◆ Data to use
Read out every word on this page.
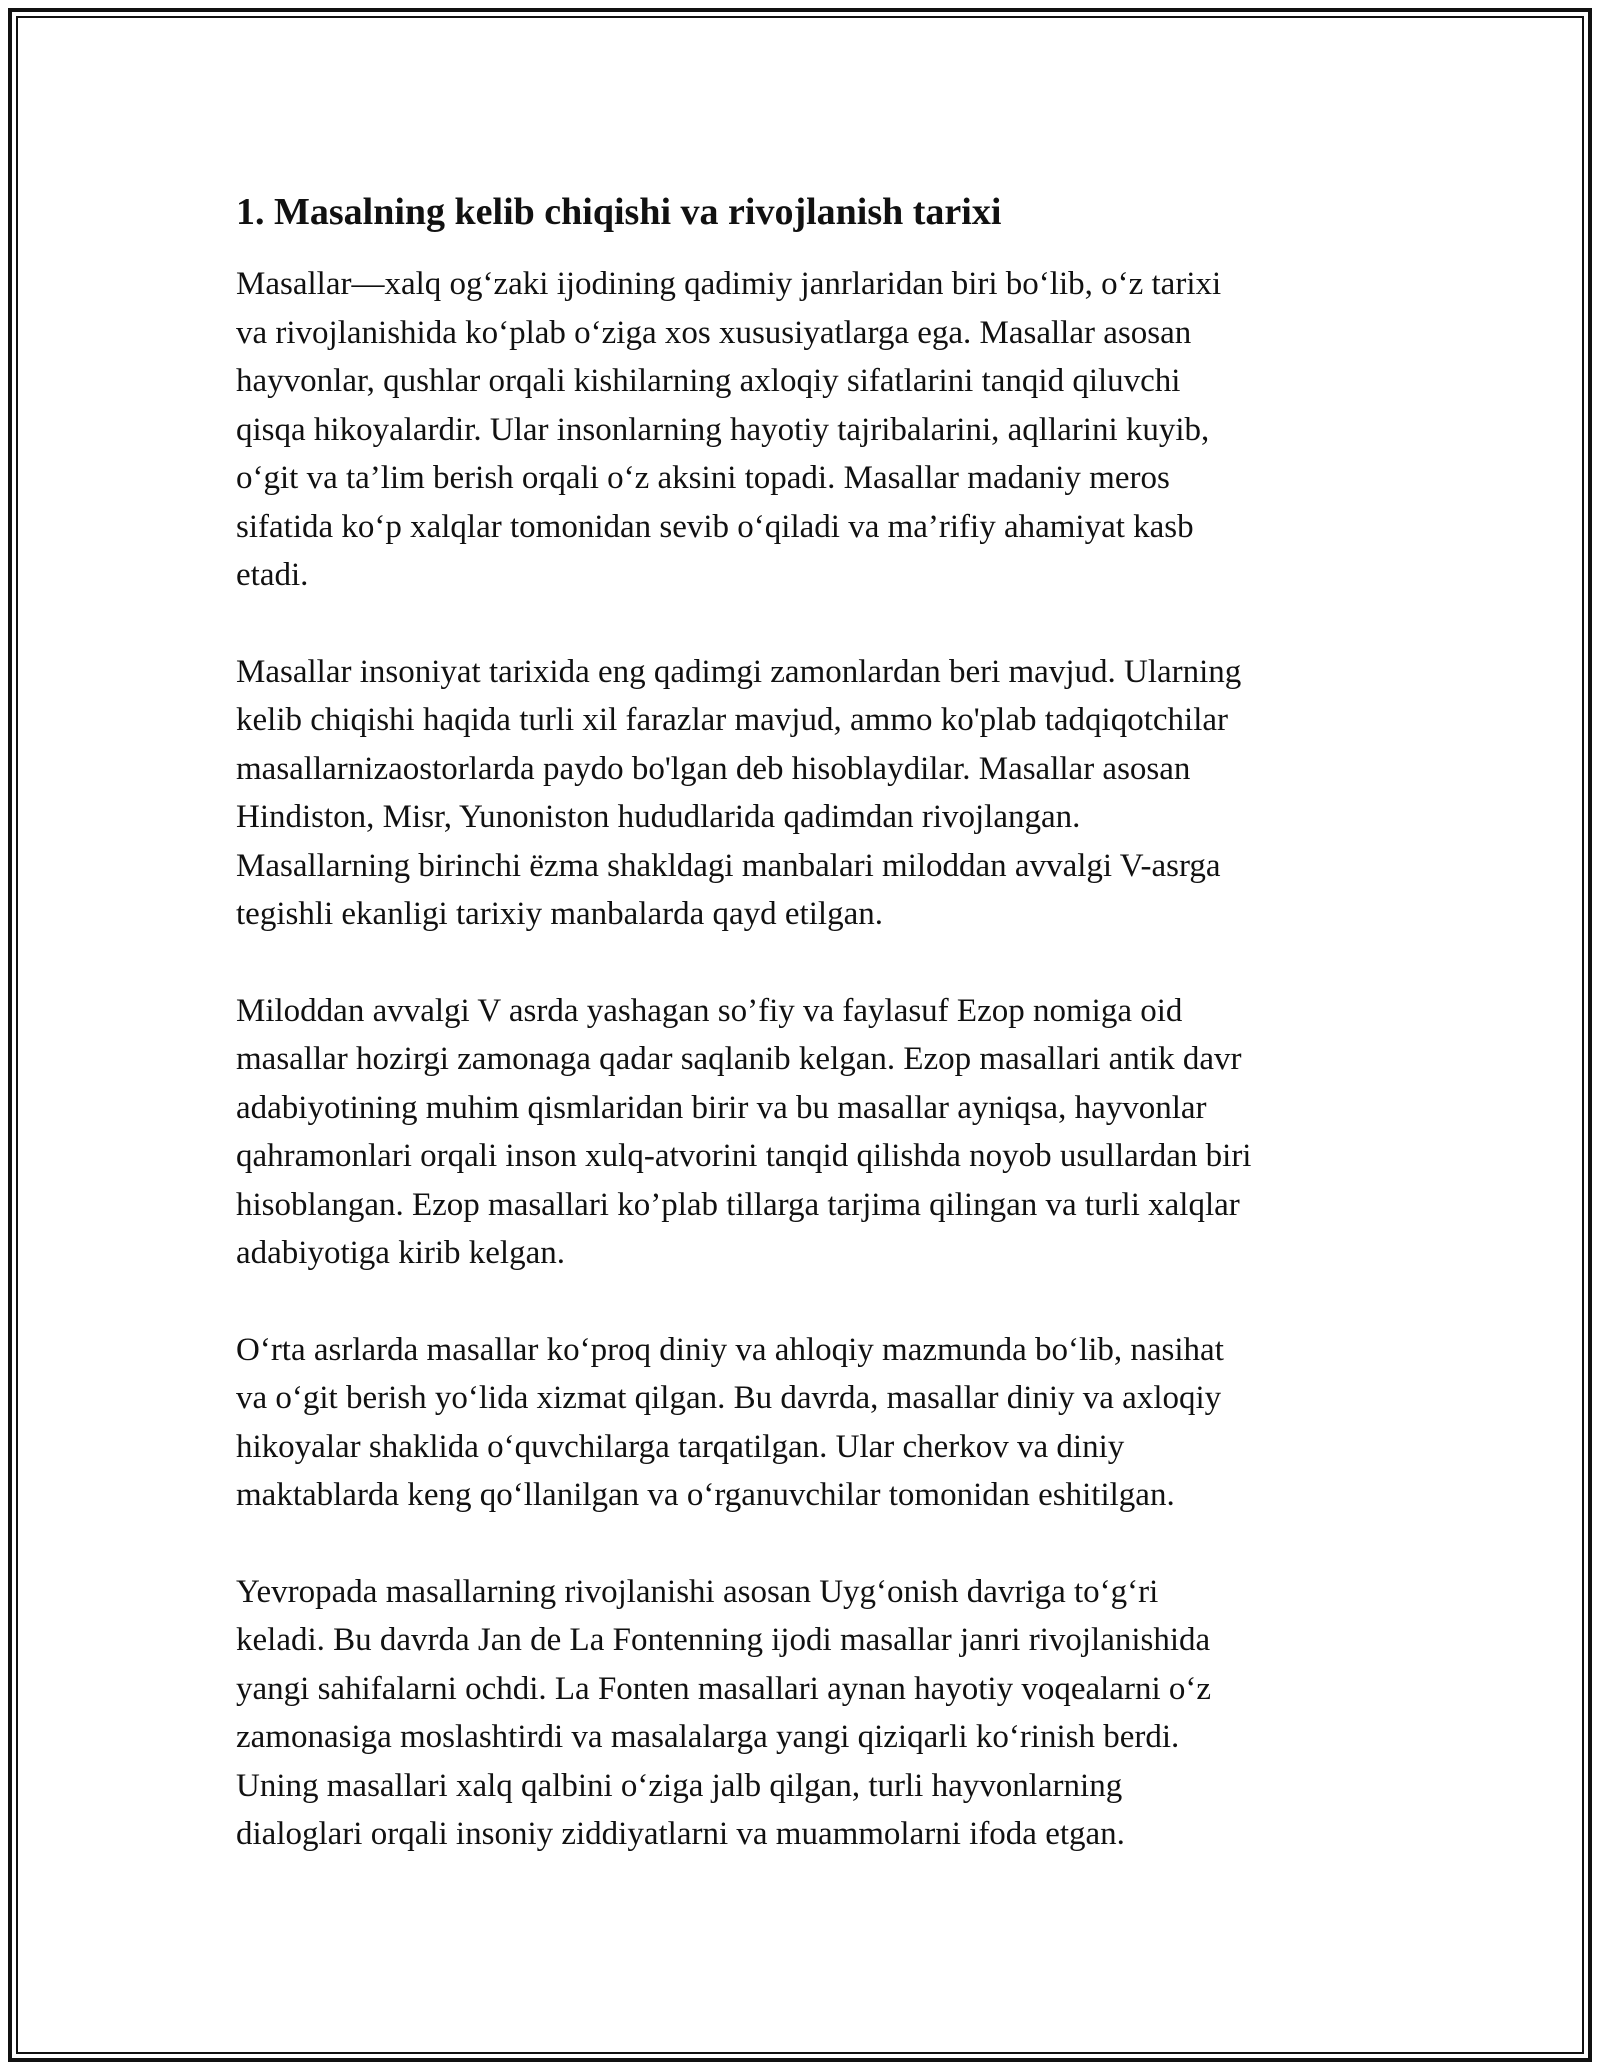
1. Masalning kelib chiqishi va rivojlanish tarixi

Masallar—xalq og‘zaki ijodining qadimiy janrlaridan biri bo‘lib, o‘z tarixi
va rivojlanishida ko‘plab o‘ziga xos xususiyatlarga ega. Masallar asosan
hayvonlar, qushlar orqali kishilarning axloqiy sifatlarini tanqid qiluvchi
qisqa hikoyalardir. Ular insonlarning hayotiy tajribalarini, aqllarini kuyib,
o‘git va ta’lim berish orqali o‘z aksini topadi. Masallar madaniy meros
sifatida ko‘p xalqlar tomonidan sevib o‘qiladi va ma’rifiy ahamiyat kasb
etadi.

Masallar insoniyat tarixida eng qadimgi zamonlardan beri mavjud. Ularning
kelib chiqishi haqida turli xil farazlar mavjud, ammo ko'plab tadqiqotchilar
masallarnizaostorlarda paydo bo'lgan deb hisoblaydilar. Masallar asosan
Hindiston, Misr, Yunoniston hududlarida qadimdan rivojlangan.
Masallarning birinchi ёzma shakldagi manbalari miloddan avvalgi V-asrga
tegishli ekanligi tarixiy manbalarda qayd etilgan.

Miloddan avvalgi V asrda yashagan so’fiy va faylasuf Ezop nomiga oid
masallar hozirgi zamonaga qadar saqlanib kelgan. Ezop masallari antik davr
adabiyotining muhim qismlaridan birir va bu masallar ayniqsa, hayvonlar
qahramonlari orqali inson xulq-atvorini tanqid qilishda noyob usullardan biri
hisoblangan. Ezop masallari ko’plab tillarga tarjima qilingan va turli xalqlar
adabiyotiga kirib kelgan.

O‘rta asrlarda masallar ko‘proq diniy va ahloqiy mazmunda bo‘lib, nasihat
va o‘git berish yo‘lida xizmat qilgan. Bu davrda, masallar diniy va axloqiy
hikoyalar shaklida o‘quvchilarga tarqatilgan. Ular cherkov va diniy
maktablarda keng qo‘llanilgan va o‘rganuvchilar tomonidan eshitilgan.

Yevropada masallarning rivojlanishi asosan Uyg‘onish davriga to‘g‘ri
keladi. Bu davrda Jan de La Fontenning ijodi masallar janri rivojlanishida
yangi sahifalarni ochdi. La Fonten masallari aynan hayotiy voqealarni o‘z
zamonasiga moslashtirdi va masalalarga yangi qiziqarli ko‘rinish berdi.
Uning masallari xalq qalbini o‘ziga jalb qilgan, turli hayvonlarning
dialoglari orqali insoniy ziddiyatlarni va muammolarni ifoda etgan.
--
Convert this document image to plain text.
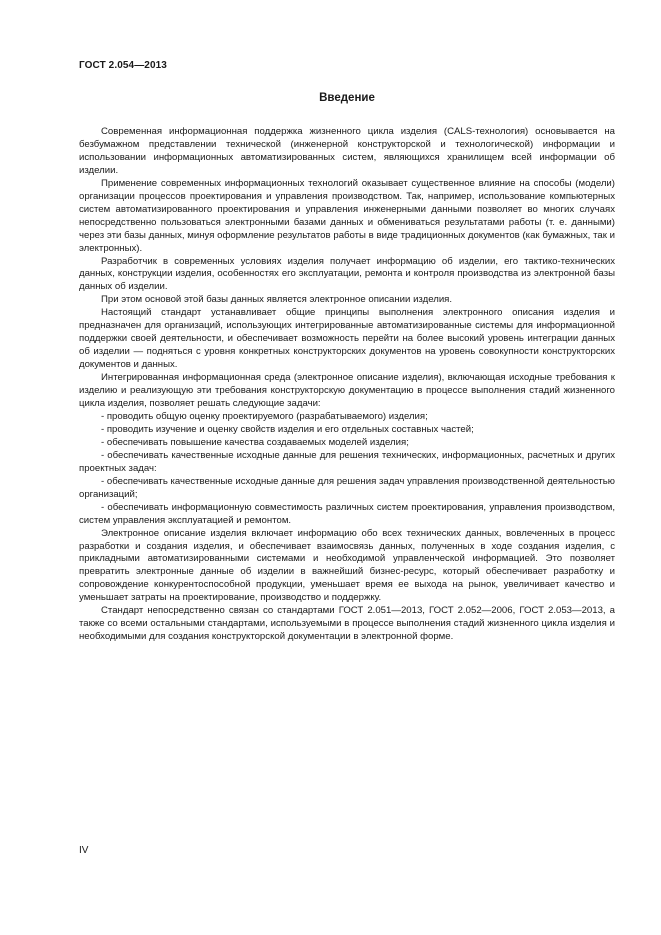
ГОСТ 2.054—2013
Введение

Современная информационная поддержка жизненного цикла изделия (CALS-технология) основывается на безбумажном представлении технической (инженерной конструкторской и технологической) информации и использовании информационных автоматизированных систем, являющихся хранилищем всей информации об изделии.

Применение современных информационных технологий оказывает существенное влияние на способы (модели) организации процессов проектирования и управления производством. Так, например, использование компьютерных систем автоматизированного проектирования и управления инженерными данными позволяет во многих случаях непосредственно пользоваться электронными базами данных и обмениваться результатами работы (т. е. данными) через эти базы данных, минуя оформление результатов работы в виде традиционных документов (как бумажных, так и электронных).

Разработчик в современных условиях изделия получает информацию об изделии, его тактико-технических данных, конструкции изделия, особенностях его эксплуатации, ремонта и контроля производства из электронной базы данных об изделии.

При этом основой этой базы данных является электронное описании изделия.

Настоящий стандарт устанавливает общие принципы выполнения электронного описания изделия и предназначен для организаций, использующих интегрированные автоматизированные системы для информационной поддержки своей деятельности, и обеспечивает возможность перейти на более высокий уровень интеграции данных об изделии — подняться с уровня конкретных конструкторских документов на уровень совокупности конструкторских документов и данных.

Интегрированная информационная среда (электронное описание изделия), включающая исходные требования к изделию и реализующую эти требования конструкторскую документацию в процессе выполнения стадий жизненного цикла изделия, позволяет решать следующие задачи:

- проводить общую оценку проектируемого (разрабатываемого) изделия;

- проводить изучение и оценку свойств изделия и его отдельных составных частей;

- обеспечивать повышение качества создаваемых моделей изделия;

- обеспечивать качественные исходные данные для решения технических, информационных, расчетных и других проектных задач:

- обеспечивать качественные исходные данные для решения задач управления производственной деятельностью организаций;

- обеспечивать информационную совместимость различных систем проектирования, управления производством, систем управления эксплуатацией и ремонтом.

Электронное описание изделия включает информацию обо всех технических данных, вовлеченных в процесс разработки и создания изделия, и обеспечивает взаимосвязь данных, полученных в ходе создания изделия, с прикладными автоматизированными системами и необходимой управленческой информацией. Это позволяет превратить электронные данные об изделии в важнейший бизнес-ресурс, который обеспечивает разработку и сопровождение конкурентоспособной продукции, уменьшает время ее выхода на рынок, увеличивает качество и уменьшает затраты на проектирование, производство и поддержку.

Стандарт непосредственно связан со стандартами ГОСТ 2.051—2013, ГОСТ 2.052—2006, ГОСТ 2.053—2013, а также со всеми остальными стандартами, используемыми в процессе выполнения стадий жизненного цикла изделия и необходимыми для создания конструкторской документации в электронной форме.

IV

◆ Instruction
Copy every line of the listing containing the string "электронной".

◆ Full response
Разработчик в современных условиях изделия получает информацию об изделии, его тактико-технических данных, конструкции изделия, особенностях его эксплуатации, ремонта и контроля производства из электронной базы данных об изделии.
Стандарт непосредственно связан со стандартами ГОСТ 2.051—2013, ГОСТ 2.052—2006, ГОСТ 2.053—2013, а также со всеми остальными стандартами, используемыми в процессе выполнения стадий жизненного цикла изделия и необходимыми для создания конструкторской документации в электронной форме.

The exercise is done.